## WHAT TO DO
Tally how many lines include "text". The number is the whole answer.
━━━━━━━━━━
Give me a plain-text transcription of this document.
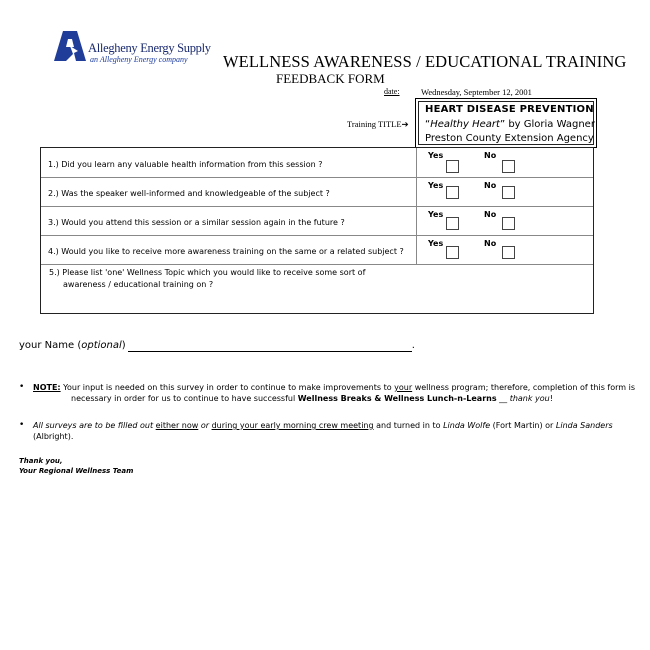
Allegheny Energy Supply
an Allegheny Energy company WELLNESS AWARENESS / EDUCATIONAL TRAINING
FEEDBACK FORM
date:	Wednesday, September 12, 2001
Training TITLE➔
HEART DISEASE PREVENTION
“Healthy Heart” by Gloria Wagner
Preston County Extension Agency
1.) Did you learn any valuable health information from this session ?
Yes	No
2.) Was the speaker well-informed and knowledgeable of the subject ?
Yes	No
3.) Would you attend this session or a similar session again in the future ?
Yes	No
4.) Would you like to receive more awareness training on the same or a related subject ?
Yes	No
5.) Please list 'one' Wellness Topic which you would like to receive some sort of
awareness / educational training on ?
your Name (optional)	.
• NOTE: Your input is needed on this survey in order to continue to make improvements to your wellness program; therefore, completion of this form is
necessary in order for us to continue to have successful Wellness Breaks & Wellness Lunch-n-Learns __ thank you!
• All surveys are to be filled out either now or during your early morning crew meeting and turned in to Linda Wolfe (Fort Martin) or Linda Sanders
(Albright).
Thank you,
Your Regional Wellness Team
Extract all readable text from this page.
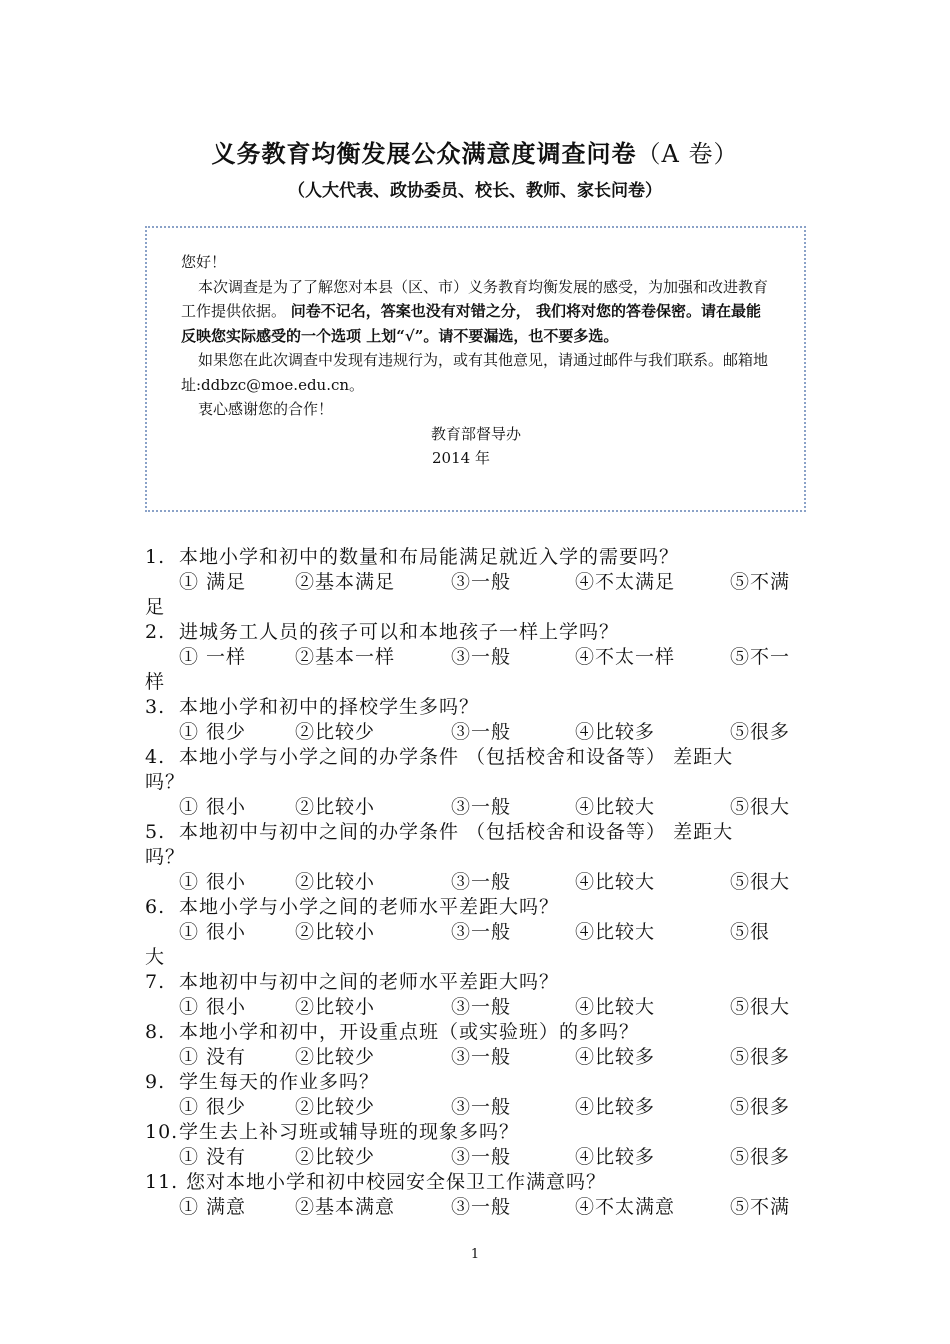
义务教育均衡发展公众满意度调查问卷（A 卷）
（人大代表、政协委员、校长、教师、家长问卷）

您好！

本次调查是为了了解您对本县（区、市）义务教育均衡发展的感受，为加强和改进教育工作提供依据。 问卷不记名，答案也没有对错之分， 我们将对您的答卷保密。请在最能反映您实际感受的一个选项 上划“√”。请不要漏选，也不要多选。

如果您在此次调查中发现有违规行为，或有其他意见，请通过邮件与我们联系。邮箱地址:ddbzc@moe.edu.cn。

衷心感谢您的合作！

教育部督导办

2014 年

1. 本地小学和初中的数量和布局能满足就近入学的需要吗？

① 满足	②基本满足	③一般	④不太满足	⑤不满

足

2. 进城务工人员的孩子可以和本地孩子一样上学吗？

① 一样	②基本一样	③一般	④不太一样	⑤不一

样

3. 本地小学和初中的择校学生多吗？

① 很少	②比较少	③一般	④比较多	⑤很多

4. 本地小学与小学之间的办学条件 （包括校舍和设备等） 差距大

吗？

① 很小	②比较小	③一般	④比较大	⑤很大

5. 本地初中与初中之间的办学条件 （包括校舍和设备等） 差距大

吗？

① 很小	②比较小	③一般	④比较大	⑤很大

6. 本地小学与小学之间的老师水平差距大吗？

① 很小	②比较小	③一般	④比较大	⑤很

大

7. 本地初中与初中之间的老师水平差距大吗？

① 很小	②比较小	③一般	④比较大	⑤很大

8. 本地小学和初中，开设重点班（或实验班）的多吗？

① 没有	②比较少	③一般	④比较多	⑤很多

9. 学生每天的作业多吗？

① 很少	②比较少	③一般	④比较多	⑤很多

10.学生去上补习班或辅导班的现象多吗？

① 没有	②比较少	③一般	④比较多	⑤很多

11. 您对本地小学和初中校园安全保卫工作满意吗？

① 满意	②基本满意	③一般	④不太满意	⑤不满
1
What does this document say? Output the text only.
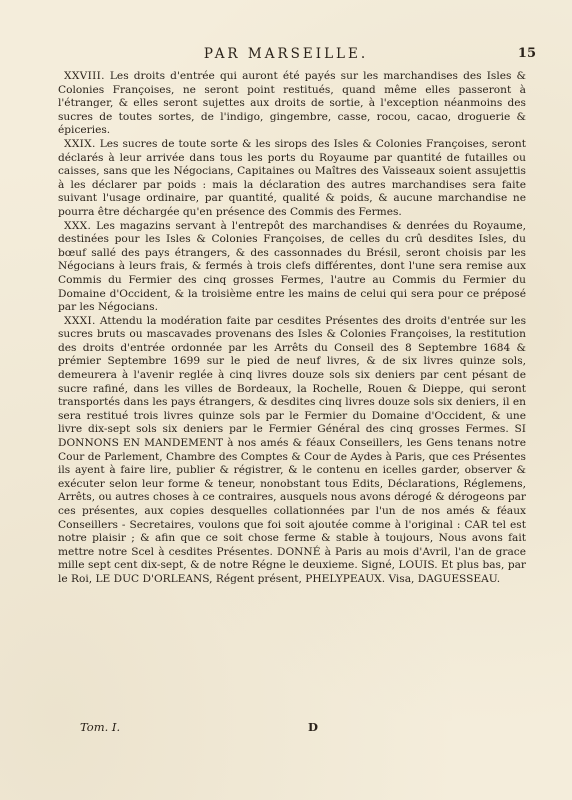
PAR MARSEILLE.	15

XXVIII. Les droits d'entrée qui auront été payés sur les marchandises des Isles & Colonies Françoises, ne seront point restitués, quand même elles passeront à l'étranger, & elles seront sujettes aux droits de sortie, à l'exception néanmoins des sucres de toutes sortes, de l'indigo, gingembre, casse, rocou, cacao, droguerie & épiceries.

XXIX. Les sucres de toute sorte & les sirops des Isles & Colonies Françoises, seront déclarés à leur arrivée dans tous les ports du Royaume par quantité de futailles ou caisses, sans que les Négocians, Capitaines ou Maîtres des Vaisseaux soient assujettis à les déclarer par poids : mais la déclaration des autres marchandises sera faite suivant l'usage ordinaire, par quantité, qualité & poids, & aucune marchandise ne pourra être déchargée qu'en présence des Commis des Fermes.

XXX. Les magazins servant à l'entrepôt des marchandises & denrées du Royaume, destinées pour les Isles & Colonies Françoises, de celles du crû desdites Isles, du bœuf sallé des pays étrangers, & des cassonnades du Brésil, seront choisis par les Négocians à leurs frais, & fermés à trois clefs différentes, dont l'une sera remise aux Commis du Fermier des cinq grosses Fermes, l'autre au Commis du Fermier du Domaine d'Occident, & la troisième entre les mains de celui qui sera pour ce préposé par les Négocians.

XXXI. Attendu la modération faite par cesdites Présentes des droits d'entrée sur les sucres bruts ou mascavades provenans des Isles & Colonies Françoises, la restitution des droits d'entrée ordonnée par les Arrêts du Conseil des 8 Septembre 1684 & prémier Septembre 1699 sur le pied de neuf livres, & de six livres quinze sols, demeurera à l'avenir reglée à cinq livres douze sols six deniers par cent pésant de sucre rafiné, dans les villes de Bordeaux, la Rochelle, Rouen & Dieppe, qui seront transportés dans les pays étrangers, & desdites cinq livres douze sols six deniers, il en sera restitué trois livres quinze sols par le Fermier du Domaine d'Occident, & une livre dix-sept sols six deniers par le Fermier Général des cinq grosses Fermes. SI DONNONS EN MANDEMENT à nos amés & féaux Conseillers, les Gens tenans notre Cour de Parlement, Chambre des Comptes & Cour de Aydes à Paris, que ces Présentes ils ayent à faire lire, publier & régistrer, & le contenu en icelles garder, observer & exécuter selon leur forme & teneur, nonobstant tous Edits, Déclarations, Réglemens, Arrêts, ou autres choses à ce contraires, ausquels nous avons dérogé & dérogeons par ces présentes, aux copies desquelles collationnées par l'un de nos amés & féaux Conseillers - Secretaires, voulons que foi soit ajoutée comme à l'original : CAR tel est notre plaisir ; & afin que ce soit chose ferme & stable à toujours, Nous avons fait mettre notre Scel à cesdites Présentes. DONNÉ à Paris au mois d'Avril, l'an de grace mille sept cent dix-sept, & de notre Régne le deuxieme. Signé, LOUIS. Et plus bas, par le Roi, LE DUC D'ORLEANS, Régent présent, PHELYPEAUX. Visa, DAGUESSEAU.

Tom. I.	D
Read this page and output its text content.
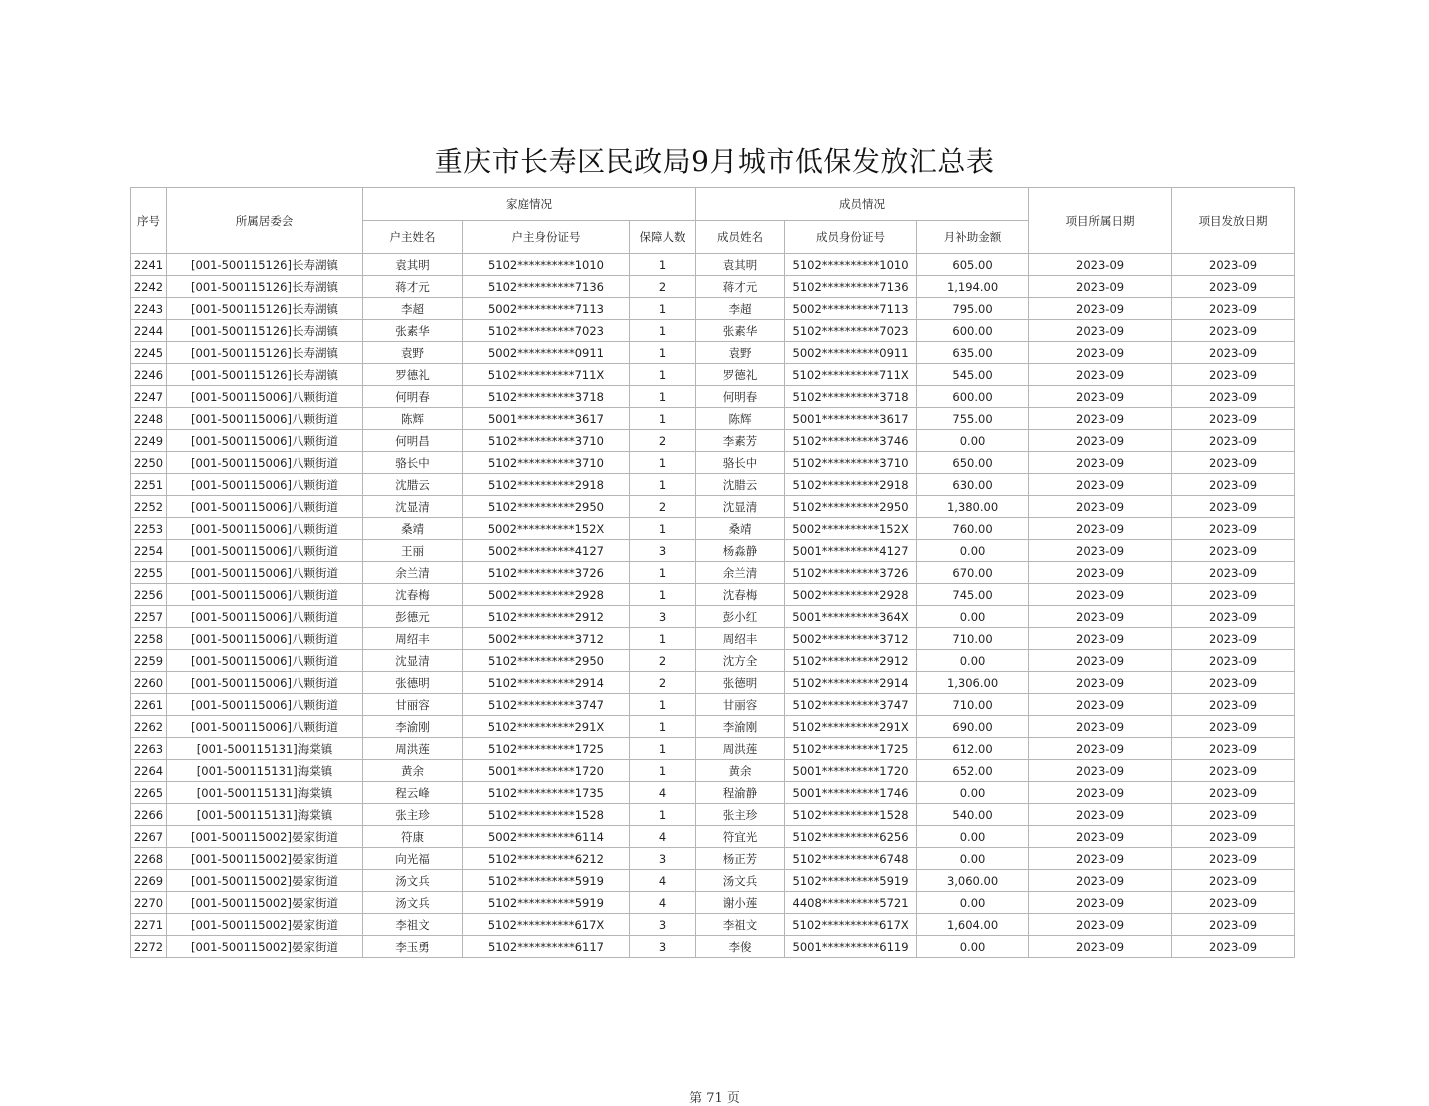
重庆市长寿区民政局9月城市低保发放汇总表
序号	所属居委会	家庭情况			成员情况			项目所属日期	项目发放日期
		户主姓名	户主身份证号	保障人数	成员姓名	成员身份证号	月补助金额		
2241	[001-500115126]长寿湖镇	袁其明	5102**********1010	1	袁其明	5102**********1010	605.00	2023-09	2023-09
2242	[001-500115126]长寿湖镇	蒋才元	5102**********7136	2	蒋才元	5102**********7136	1,194.00	2023-09	2023-09
2243	[001-500115126]长寿湖镇	李超	5002**********7113	1	李超	5002**********7113	795.00	2023-09	2023-09
2244	[001-500115126]长寿湖镇	张素华	5102**********7023	1	张素华	5102**********7023	600.00	2023-09	2023-09
2245	[001-500115126]长寿湖镇	袁野	5002**********0911	1	袁野	5002**********0911	635.00	2023-09	2023-09
2246	[001-500115126]长寿湖镇	罗德礼	5102**********711X	1	罗德礼	5102**********711X	545.00	2023-09	2023-09
2247	[001-500115006]八颗街道	何明春	5102**********3718	1	何明春	5102**********3718	600.00	2023-09	2023-09
2248	[001-500115006]八颗街道	陈辉	5001**********3617	1	陈辉	5001**********3617	755.00	2023-09	2023-09
2249	[001-500115006]八颗街道	何明昌	5102**********3710	2	李素芳	5102**********3746	0.00	2023-09	2023-09
2250	[001-500115006]八颗街道	骆长中	5102**********3710	1	骆长中	5102**********3710	650.00	2023-09	2023-09
2251	[001-500115006]八颗街道	沈腊云	5102**********2918	1	沈腊云	5102**********2918	630.00	2023-09	2023-09
2252	[001-500115006]八颗街道	沈显清	5102**********2950	2	沈显清	5102**********2950	1,380.00	2023-09	2023-09
2253	[001-500115006]八颗街道	桑靖	5002**********152X	1	桑靖	5002**********152X	760.00	2023-09	2023-09
2254	[001-500115006]八颗街道	王丽	5002**********4127	3	杨淼静	5001**********4127	0.00	2023-09	2023-09
2255	[001-500115006]八颗街道	余兰清	5102**********3726	1	余兰清	5102**********3726	670.00	2023-09	2023-09
2256	[001-500115006]八颗街道	沈春梅	5002**********2928	1	沈春梅	5002**********2928	745.00	2023-09	2023-09
2257	[001-500115006]八颗街道	彭德元	5102**********2912	3	彭小红	5001**********364X	0.00	2023-09	2023-09
2258	[001-500115006]八颗街道	周绍丰	5002**********3712	1	周绍丰	5002**********3712	710.00	2023-09	2023-09
2259	[001-500115006]八颗街道	沈显清	5102**********2950	2	沈方全	5102**********2912	0.00	2023-09	2023-09
2260	[001-500115006]八颗街道	张德明	5102**********2914	2	张德明	5102**********2914	1,306.00	2023-09	2023-09
2261	[001-500115006]八颗街道	甘丽容	5102**********3747	1	甘丽容	5102**********3747	710.00	2023-09	2023-09
2262	[001-500115006]八颗街道	李渝刚	5102**********291X	1	李渝刚	5102**********291X	690.00	2023-09	2023-09
2263	[001-500115131]海棠镇	周洪莲	5102**********1725	1	周洪莲	5102**********1725	612.00	2023-09	2023-09
2264	[001-500115131]海棠镇	黄余	5001**********1720	1	黄余	5001**********1720	652.00	2023-09	2023-09
2265	[001-500115131]海棠镇	程云峰	5102**********1735	4	程渝静	5001**********1746	0.00	2023-09	2023-09
2266	[001-500115131]海棠镇	张主珍	5102**********1528	1	张主珍	5102**********1528	540.00	2023-09	2023-09
2267	[001-500115002]晏家街道	符康	5002**********6114	4	符宜光	5102**********6256	0.00	2023-09	2023-09
2268	[001-500115002]晏家街道	向光福	5102**********6212	3	杨正芳	5102**********6748	0.00	2023-09	2023-09
2269	[001-500115002]晏家街道	汤文兵	5102**********5919	4	汤文兵	5102**********5919	3,060.00	2023-09	2023-09
2270	[001-500115002]晏家街道	汤文兵	5102**********5919	4	谢小莲	4408**********5721	0.00	2023-09	2023-09
2271	[001-500115002]晏家街道	李祖文	5102**********617X	3	李祖文	5102**********617X	1,604.00	2023-09	2023-09
2272	[001-500115002]晏家街道	李玉勇	5102**********6117	3	李俊	5001**********6119	0.00	2023-09	2023-09
第 71 页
━━━━━━━━━━
## FINISHED TASK
4